TASK PROMPT:
Find each line containing the string "Accuracy" and return it.

Figure data in JSON:
○ ○ ○ ○

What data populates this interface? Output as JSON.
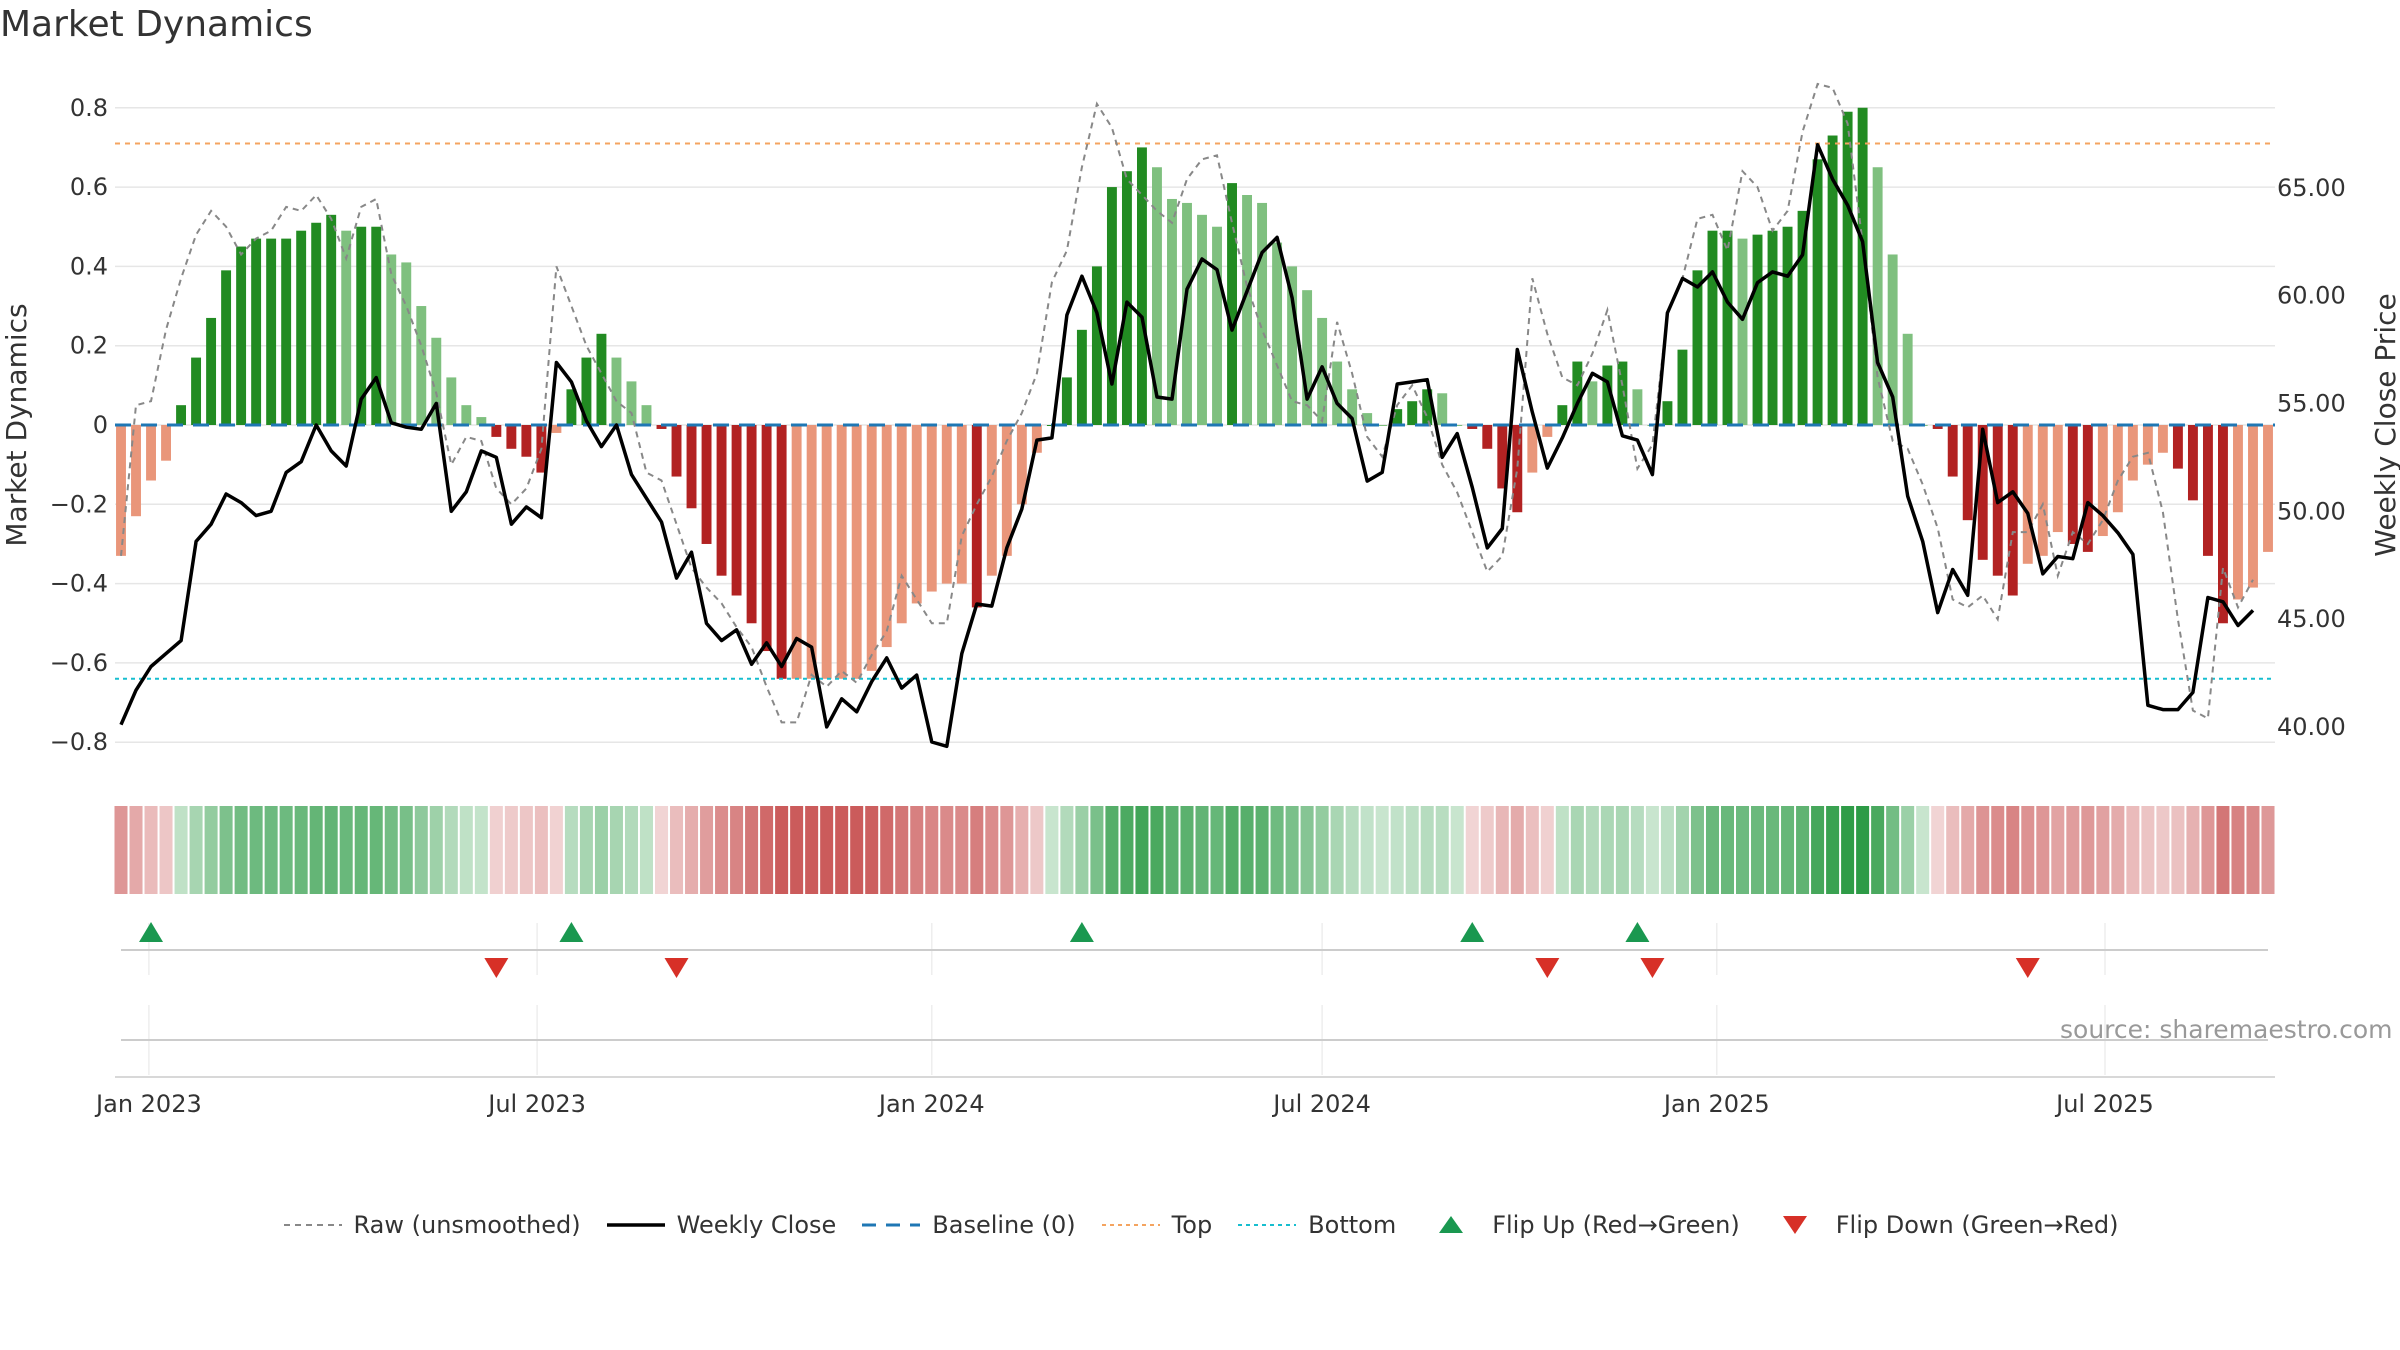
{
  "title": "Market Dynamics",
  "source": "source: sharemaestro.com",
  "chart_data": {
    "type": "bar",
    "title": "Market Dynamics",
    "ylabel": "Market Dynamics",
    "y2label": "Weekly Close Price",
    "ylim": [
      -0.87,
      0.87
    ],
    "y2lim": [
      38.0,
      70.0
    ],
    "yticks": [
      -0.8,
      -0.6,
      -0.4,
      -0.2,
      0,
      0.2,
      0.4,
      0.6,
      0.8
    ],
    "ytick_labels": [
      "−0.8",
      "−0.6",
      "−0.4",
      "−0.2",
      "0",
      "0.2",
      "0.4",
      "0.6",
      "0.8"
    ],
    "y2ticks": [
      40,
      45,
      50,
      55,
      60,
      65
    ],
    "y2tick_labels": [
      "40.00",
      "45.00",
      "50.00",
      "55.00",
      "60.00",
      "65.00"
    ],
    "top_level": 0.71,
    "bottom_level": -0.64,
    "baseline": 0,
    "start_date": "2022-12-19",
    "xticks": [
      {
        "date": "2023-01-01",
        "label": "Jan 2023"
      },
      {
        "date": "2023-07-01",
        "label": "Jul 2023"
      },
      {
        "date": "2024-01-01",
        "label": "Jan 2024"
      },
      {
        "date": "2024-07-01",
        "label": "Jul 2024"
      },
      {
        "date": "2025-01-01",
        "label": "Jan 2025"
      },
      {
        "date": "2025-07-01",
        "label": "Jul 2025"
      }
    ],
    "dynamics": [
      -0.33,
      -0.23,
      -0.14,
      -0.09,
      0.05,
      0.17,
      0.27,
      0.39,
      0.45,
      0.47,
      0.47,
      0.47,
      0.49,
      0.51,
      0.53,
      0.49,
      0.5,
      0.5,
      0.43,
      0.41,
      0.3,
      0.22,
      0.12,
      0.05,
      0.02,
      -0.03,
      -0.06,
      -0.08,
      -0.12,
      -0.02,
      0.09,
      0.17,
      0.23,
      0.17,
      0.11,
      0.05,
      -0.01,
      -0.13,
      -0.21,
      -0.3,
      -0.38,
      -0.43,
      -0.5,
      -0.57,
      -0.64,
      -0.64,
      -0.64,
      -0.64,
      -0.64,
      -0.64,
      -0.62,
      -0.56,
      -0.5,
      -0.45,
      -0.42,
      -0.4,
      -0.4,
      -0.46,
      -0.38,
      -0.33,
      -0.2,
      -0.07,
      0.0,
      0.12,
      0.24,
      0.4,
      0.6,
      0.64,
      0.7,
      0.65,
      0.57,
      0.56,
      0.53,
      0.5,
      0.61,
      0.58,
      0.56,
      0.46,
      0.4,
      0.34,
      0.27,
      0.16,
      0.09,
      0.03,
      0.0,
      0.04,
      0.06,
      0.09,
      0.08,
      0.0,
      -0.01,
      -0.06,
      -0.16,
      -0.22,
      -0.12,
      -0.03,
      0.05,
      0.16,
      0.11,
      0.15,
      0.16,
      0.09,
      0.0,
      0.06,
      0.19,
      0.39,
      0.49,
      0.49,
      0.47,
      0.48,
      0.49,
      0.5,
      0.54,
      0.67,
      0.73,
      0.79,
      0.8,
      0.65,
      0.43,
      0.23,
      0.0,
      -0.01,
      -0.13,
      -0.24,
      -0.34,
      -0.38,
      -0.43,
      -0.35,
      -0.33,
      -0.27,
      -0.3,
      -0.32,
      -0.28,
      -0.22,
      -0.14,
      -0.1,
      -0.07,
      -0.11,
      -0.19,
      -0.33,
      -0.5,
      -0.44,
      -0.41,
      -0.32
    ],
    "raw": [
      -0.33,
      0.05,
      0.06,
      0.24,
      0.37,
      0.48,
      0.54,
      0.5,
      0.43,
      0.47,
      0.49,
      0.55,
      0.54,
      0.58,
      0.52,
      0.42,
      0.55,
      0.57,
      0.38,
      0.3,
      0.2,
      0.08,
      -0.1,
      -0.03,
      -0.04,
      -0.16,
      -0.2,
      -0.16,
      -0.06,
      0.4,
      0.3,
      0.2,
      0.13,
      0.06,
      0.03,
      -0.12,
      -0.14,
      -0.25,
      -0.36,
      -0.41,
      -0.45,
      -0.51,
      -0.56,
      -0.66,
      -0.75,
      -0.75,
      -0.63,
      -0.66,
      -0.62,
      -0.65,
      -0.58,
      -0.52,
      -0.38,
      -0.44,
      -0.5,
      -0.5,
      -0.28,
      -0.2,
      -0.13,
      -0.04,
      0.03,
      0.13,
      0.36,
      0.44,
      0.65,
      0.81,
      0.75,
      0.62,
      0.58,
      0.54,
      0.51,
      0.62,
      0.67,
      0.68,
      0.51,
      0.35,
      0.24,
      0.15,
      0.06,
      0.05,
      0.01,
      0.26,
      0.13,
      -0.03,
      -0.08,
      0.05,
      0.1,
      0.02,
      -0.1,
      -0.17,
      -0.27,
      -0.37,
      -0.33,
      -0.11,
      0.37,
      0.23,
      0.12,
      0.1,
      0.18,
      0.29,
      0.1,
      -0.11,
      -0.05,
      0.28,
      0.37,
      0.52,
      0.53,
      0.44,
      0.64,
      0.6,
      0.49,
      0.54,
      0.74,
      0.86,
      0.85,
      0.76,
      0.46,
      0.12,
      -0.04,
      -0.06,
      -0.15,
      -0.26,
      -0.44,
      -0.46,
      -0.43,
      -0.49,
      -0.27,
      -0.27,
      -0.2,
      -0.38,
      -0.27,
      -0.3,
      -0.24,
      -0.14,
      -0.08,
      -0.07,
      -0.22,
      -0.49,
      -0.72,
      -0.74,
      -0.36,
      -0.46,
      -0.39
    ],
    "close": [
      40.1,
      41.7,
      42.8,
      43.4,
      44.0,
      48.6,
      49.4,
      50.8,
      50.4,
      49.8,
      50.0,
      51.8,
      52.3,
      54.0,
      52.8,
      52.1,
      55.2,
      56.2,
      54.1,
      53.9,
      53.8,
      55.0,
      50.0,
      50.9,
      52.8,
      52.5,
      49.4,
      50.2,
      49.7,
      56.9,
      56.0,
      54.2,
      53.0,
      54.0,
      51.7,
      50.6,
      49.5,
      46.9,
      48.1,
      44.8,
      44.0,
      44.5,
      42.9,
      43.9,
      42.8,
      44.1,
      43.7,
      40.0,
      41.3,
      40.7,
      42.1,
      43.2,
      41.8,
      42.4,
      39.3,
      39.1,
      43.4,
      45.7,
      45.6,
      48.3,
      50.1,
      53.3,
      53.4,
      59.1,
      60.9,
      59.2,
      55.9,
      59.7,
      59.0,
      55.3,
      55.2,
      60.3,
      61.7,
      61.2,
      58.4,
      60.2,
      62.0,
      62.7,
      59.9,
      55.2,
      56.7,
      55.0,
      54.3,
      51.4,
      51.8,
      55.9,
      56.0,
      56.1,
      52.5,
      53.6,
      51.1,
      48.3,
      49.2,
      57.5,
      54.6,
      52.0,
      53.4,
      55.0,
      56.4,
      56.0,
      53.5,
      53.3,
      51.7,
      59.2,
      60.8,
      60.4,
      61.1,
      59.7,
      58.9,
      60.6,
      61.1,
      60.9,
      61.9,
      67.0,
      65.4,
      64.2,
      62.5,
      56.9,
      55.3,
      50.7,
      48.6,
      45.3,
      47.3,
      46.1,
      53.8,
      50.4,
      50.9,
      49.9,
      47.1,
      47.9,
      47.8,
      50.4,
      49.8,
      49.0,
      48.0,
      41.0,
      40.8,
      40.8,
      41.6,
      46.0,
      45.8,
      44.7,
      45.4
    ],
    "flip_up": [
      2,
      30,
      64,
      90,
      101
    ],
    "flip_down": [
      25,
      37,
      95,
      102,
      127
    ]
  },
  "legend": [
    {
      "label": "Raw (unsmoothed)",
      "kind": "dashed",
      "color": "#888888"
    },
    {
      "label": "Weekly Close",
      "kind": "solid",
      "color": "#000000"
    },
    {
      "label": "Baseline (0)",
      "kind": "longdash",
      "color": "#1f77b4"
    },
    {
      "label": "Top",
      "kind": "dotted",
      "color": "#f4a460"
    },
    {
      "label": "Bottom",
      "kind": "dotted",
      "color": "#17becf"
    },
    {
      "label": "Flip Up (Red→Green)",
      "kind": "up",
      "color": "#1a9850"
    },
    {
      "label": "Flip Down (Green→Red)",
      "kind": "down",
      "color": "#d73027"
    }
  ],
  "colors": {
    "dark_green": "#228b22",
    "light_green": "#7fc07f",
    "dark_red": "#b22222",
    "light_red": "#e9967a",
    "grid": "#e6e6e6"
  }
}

○ ○ ○ ○

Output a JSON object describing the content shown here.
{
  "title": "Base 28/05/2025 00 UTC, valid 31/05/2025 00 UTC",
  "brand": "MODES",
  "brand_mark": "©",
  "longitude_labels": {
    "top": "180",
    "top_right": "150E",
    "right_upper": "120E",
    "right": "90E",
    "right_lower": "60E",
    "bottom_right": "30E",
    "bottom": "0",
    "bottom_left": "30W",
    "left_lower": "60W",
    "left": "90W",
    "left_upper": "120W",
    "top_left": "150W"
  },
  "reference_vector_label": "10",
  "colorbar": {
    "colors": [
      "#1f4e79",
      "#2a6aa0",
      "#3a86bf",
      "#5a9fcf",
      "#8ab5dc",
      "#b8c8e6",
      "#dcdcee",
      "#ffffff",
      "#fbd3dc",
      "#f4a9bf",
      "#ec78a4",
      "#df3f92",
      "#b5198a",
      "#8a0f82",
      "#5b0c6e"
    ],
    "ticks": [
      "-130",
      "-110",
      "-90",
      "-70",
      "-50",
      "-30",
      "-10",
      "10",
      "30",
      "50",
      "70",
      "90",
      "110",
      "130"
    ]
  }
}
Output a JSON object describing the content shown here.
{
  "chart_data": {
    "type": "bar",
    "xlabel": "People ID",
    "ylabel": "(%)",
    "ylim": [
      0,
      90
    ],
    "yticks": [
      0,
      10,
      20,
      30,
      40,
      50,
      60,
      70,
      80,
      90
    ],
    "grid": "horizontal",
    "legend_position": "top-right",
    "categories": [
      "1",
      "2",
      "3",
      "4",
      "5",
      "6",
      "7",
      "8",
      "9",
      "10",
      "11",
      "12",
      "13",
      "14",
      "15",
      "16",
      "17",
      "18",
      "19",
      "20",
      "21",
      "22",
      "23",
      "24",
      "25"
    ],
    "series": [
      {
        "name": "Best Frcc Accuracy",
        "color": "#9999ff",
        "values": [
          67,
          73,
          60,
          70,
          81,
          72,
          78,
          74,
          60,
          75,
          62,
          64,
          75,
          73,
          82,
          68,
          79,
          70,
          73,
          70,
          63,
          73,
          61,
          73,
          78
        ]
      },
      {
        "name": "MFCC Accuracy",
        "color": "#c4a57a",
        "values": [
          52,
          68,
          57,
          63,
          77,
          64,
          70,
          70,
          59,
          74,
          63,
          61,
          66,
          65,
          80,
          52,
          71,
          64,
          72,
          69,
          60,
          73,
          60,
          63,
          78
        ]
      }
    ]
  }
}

○ ○ ○ ○

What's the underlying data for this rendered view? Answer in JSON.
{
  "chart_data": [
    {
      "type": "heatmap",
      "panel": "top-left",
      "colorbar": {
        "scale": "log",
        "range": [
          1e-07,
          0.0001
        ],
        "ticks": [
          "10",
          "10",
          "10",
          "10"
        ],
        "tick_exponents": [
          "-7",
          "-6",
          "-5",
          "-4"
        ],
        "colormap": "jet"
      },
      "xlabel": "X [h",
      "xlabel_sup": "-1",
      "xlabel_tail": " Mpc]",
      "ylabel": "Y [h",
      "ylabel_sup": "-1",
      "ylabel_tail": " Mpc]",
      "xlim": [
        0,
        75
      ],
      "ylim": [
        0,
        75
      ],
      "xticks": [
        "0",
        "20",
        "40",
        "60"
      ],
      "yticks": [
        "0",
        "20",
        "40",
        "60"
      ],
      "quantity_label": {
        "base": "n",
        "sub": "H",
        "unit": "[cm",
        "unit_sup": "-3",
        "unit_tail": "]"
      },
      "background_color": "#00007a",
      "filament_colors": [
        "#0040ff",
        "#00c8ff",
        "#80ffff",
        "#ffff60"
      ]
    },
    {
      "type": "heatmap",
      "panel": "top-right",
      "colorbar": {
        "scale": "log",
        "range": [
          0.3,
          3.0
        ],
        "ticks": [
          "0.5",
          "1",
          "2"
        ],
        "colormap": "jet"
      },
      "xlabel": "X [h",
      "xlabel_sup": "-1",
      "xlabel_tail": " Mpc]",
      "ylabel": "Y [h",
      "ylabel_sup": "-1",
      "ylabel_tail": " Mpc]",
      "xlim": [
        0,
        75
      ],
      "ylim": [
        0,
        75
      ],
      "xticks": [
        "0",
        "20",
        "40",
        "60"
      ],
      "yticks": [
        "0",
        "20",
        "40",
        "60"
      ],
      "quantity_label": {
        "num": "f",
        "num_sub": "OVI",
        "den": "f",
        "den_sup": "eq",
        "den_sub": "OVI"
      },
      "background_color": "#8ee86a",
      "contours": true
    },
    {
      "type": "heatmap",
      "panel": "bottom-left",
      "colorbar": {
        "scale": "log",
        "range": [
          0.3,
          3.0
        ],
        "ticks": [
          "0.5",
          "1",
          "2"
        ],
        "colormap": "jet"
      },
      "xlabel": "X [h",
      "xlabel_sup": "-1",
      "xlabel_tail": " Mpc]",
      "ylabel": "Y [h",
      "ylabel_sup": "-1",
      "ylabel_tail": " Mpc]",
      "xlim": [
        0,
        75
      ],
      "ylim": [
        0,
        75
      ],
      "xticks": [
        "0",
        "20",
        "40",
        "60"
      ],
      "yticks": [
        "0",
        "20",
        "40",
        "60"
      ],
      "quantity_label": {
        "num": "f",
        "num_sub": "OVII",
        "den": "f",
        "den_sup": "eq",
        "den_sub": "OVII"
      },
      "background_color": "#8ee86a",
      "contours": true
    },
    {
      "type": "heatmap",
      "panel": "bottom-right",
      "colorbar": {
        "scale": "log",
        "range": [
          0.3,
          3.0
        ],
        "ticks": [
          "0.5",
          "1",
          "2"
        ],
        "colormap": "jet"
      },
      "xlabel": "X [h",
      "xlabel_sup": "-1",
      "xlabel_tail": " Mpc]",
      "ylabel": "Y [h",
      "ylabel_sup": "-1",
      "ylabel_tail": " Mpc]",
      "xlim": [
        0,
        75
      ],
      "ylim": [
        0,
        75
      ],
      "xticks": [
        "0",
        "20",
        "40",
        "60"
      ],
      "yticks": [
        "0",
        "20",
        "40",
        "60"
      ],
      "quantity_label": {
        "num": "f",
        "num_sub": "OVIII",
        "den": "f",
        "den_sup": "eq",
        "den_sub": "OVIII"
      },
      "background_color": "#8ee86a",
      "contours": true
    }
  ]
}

○ ○ ○ ○

SOLVED PROBLEM:
        "name": "Best Frcc Accuracy",
        "name": "MFCC Accuracy",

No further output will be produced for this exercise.